TASK
Without including any pictures, copy each entry below exactly.

* start DATA LINES *

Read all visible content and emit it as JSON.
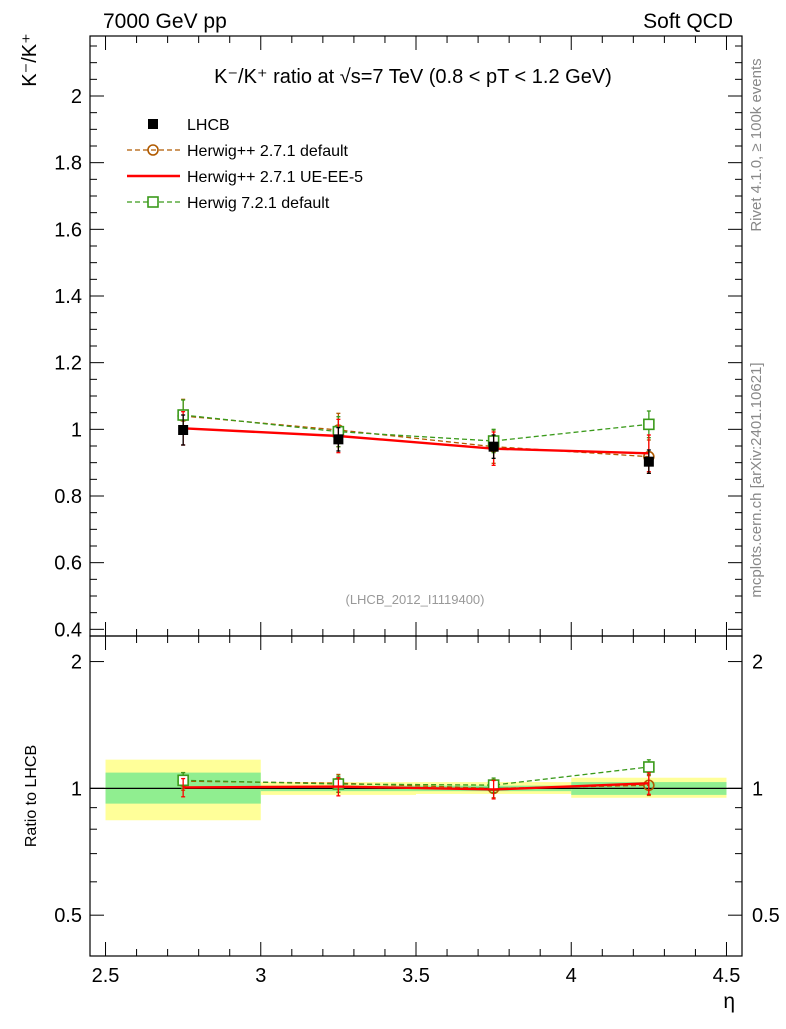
{
  "header": {
    "left": "7000 GeV pp",
    "right": "Soft QCD"
  },
  "side_labels": {
    "rivet": "Rivet 4.1.0, ≥ 100k events",
    "mcplots": "mcplots.cern.ch [arXiv:2401.10621]"
  },
  "colors": {
    "data": "#000000",
    "herwigpp_default": "#b05a00",
    "herwigpp_ueee5": "#ff0000",
    "herwig7": "#3a9a1a",
    "band_inner": "#90ee90",
    "band_outer": "#ffff99"
  },
  "chart_data": [
    {
      "type": "line",
      "title": "K⁻/K⁺ ratio at √s=7 TeV (0.8 < pT < 1.2 GeV)",
      "ylabel": "K⁻/K⁺",
      "xlabel": "η",
      "watermark": "(LHCB_2012_I1119400)",
      "xlim": [
        2.45,
        4.55
      ],
      "ylim": [
        0.38,
        2.18
      ],
      "xticks": [
        "2.5",
        "3",
        "3.5",
        "4",
        "4.5"
      ],
      "xtick_values": [
        2.5,
        3.0,
        3.5,
        4.0,
        4.5
      ],
      "yticks": [
        "0.4",
        "0.6",
        "0.8",
        "1",
        "1.2",
        "1.4",
        "1.6",
        "1.8",
        "2"
      ],
      "ytick_values": [
        0.4,
        0.6,
        0.8,
        1.0,
        1.2,
        1.4,
        1.6,
        1.8,
        2.0
      ],
      "x": [
        2.75,
        3.25,
        3.75,
        4.25
      ],
      "bins": [
        [
          2.5,
          3.0
        ],
        [
          3.0,
          3.5
        ],
        [
          3.5,
          4.0
        ],
        [
          4.0,
          4.5
        ]
      ],
      "series": [
        {
          "name": "LHCB",
          "key": "data",
          "marker": "filled-square",
          "values": [
            0.998,
            0.97,
            0.948,
            0.903
          ],
          "errors": [
            0.045,
            0.035,
            0.035,
            0.035
          ]
        },
        {
          "name": "Herwig++ 2.7.1 default",
          "key": "herwigpp_default",
          "marker": "open-circle",
          "dashed": true,
          "values": [
            1.04,
            0.998,
            0.948,
            0.918
          ],
          "errors": [
            0.05,
            0.05,
            0.05,
            0.05
          ]
        },
        {
          "name": "Herwig++ 2.7.1 UE-EE-5",
          "key": "herwigpp_ueee5",
          "marker": "none",
          "dashed": false,
          "values": [
            1.003,
            0.98,
            0.942,
            0.928
          ],
          "errors": [
            0.05,
            0.05,
            0.05,
            0.055
          ]
        },
        {
          "name": "Herwig 7.2.1 default",
          "key": "herwig7",
          "marker": "open-square",
          "dashed": true,
          "values": [
            1.043,
            0.993,
            0.965,
            1.015
          ],
          "errors": [
            0.045,
            0.045,
            0.035,
            0.04
          ]
        }
      ]
    },
    {
      "type": "line",
      "ylabel": "Ratio to LHCB",
      "xlabel": "η",
      "scale": "log",
      "xlim": [
        2.45,
        4.55
      ],
      "ylim": [
        0.4,
        2.3
      ],
      "xticks": [
        "2.5",
        "3",
        "3.5",
        "4",
        "4.5"
      ],
      "xtick_values": [
        2.5,
        3.0,
        3.5,
        4.0,
        4.5
      ],
      "yticks": [
        "0.5",
        "1",
        "2"
      ],
      "ytick_values": [
        0.5,
        1.0,
        2.0
      ],
      "band_inner": [
        [
          0.92,
          1.09
        ],
        [
          0.985,
          1.015
        ],
        [
          0.985,
          1.015
        ],
        [
          0.965,
          1.035
        ]
      ],
      "band_outer": [
        [
          0.84,
          1.17
        ],
        [
          0.965,
          1.035
        ],
        [
          0.97,
          1.035
        ],
        [
          0.95,
          1.06
        ]
      ],
      "series": [
        {
          "name": "Herwig++ 2.7.1 default",
          "key": "herwigpp_default",
          "marker": "open-circle",
          "dashed": true,
          "values": [
            1.04,
            1.029,
            1.0,
            1.017
          ],
          "errors": [
            0.05,
            0.05,
            0.05,
            0.055
          ]
        },
        {
          "name": "Herwig++ 2.7.1 UE-EE-5",
          "key": "herwigpp_ueee5",
          "marker": "none",
          "dashed": false,
          "values": [
            1.005,
            1.01,
            0.994,
            1.028
          ],
          "errors": [
            0.05,
            0.05,
            0.05,
            0.06
          ]
        },
        {
          "name": "Herwig 7.2.1 default",
          "key": "herwig7",
          "marker": "open-square",
          "dashed": true,
          "values": [
            1.045,
            1.024,
            1.018,
            1.124
          ],
          "errors": [
            0.045,
            0.045,
            0.04,
            0.045
          ]
        }
      ]
    }
  ]
}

* end DATA LINES *

RESPONSE TO THIS EXERCISE
Read all visible content and emit it as JSON.
{
  "header": {
    "left": "7000 GeV pp",
    "right": "Soft QCD"
  },
  "side_labels": {
    "rivet": "Rivet 4.1.0, ≥ 100k events",
    "mcplots": "mcplots.cern.ch [arXiv:2401.10621]"
  },
  "colors": {
    "data": "#000000",
    "herwigpp_default": "#b05a00",
    "herwigpp_ueee5": "#ff0000",
    "herwig7": "#3a9a1a",
    "band_inner": "#90ee90",
    "band_outer": "#ffff99"
  },
  "chart_data": [
    {
      "type": "line",
      "title": "K⁻/K⁺ ratio at √s=7 TeV (0.8 < pT < 1.2 GeV)",
      "ylabel": "K⁻/K⁺",
      "xlabel": "η",
      "watermark": "(LHCB_2012_I1119400)",
      "xlim": [
        2.45,
        4.55
      ],
      "ylim": [
        0.38,
        2.18
      ],
      "xticks": [
        "2.5",
        "3",
        "3.5",
        "4",
        "4.5"
      ],
      "xtick_values": [
        2.5,
        3.0,
        3.5,
        4.0,
        4.5
      ],
      "yticks": [
        "0.4",
        "0.6",
        "0.8",
        "1",
        "1.2",
        "1.4",
        "1.6",
        "1.8",
        "2"
      ],
      "ytick_values": [
        0.4,
        0.6,
        0.8,
        1.0,
        1.2,
        1.4,
        1.6,
        1.8,
        2.0
      ],
      "x": [
        2.75,
        3.25,
        3.75,
        4.25
      ],
      "bins": [
        [
          2.5,
          3.0
        ],
        [
          3.0,
          3.5
        ],
        [
          3.5,
          4.0
        ],
        [
          4.0,
          4.5
        ]
      ],
      "series": [
        {
          "name": "LHCB",
          "key": "data",
          "marker": "filled-square",
          "values": [
            0.998,
            0.97,
            0.948,
            0.903
          ],
          "errors": [
            0.045,
            0.035,
            0.035,
            0.035
          ]
        },
        {
          "name": "Herwig++ 2.7.1 default",
          "key": "herwigpp_default",
          "marker": "open-circle",
          "dashed": true,
          "values": [
            1.04,
            0.998,
            0.948,
            0.918
          ],
          "errors": [
            0.05,
            0.05,
            0.05,
            0.05
          ]
        },
        {
          "name": "Herwig++ 2.7.1 UE-EE-5",
          "key": "herwigpp_ueee5",
          "marker": "none",
          "dashed": false,
          "values": [
            1.003,
            0.98,
            0.942,
            0.928
          ],
          "errors": [
            0.05,
            0.05,
            0.05,
            0.055
          ]
        },
        {
          "name": "Herwig 7.2.1 default",
          "key": "herwig7",
          "marker": "open-square",
          "dashed": true,
          "values": [
            1.043,
            0.993,
            0.965,
            1.015
          ],
          "errors": [
            0.045,
            0.045,
            0.035,
            0.04
          ]
        }
      ]
    },
    {
      "type": "line",
      "ylabel": "Ratio to LHCB",
      "xlabel": "η",
      "scale": "log",
      "xlim": [
        2.45,
        4.55
      ],
      "ylim": [
        0.4,
        2.3
      ],
      "xticks": [
        "2.5",
        "3",
        "3.5",
        "4",
        "4.5"
      ],
      "xtick_values": [
        2.5,
        3.0,
        3.5,
        4.0,
        4.5
      ],
      "yticks": [
        "0.5",
        "1",
        "2"
      ],
      "ytick_values": [
        0.5,
        1.0,
        2.0
      ],
      "band_inner": [
        [
          0.92,
          1.09
        ],
        [
          0.985,
          1.015
        ],
        [
          0.985,
          1.015
        ],
        [
          0.965,
          1.035
        ]
      ],
      "band_outer": [
        [
          0.84,
          1.17
        ],
        [
          0.965,
          1.035
        ],
        [
          0.97,
          1.035
        ],
        [
          0.95,
          1.06
        ]
      ],
      "series": [
        {
          "name": "Herwig++ 2.7.1 default",
          "key": "herwigpp_default",
          "marker": "open-circle",
          "dashed": true,
          "values": [
            1.04,
            1.029,
            1.0,
            1.017
          ],
          "errors": [
            0.05,
            0.05,
            0.05,
            0.055
          ]
        },
        {
          "name": "Herwig++ 2.7.1 UE-EE-5",
          "key": "herwigpp_ueee5",
          "marker": "none",
          "dashed": false,
          "values": [
            1.005,
            1.01,
            0.994,
            1.028
          ],
          "errors": [
            0.05,
            0.05,
            0.05,
            0.06
          ]
        },
        {
          "name": "Herwig 7.2.1 default",
          "key": "herwig7",
          "marker": "open-square",
          "dashed": true,
          "values": [
            1.045,
            1.024,
            1.018,
            1.124
          ],
          "errors": [
            0.045,
            0.045,
            0.04,
            0.045
          ]
        }
      ]
    }
  ]
}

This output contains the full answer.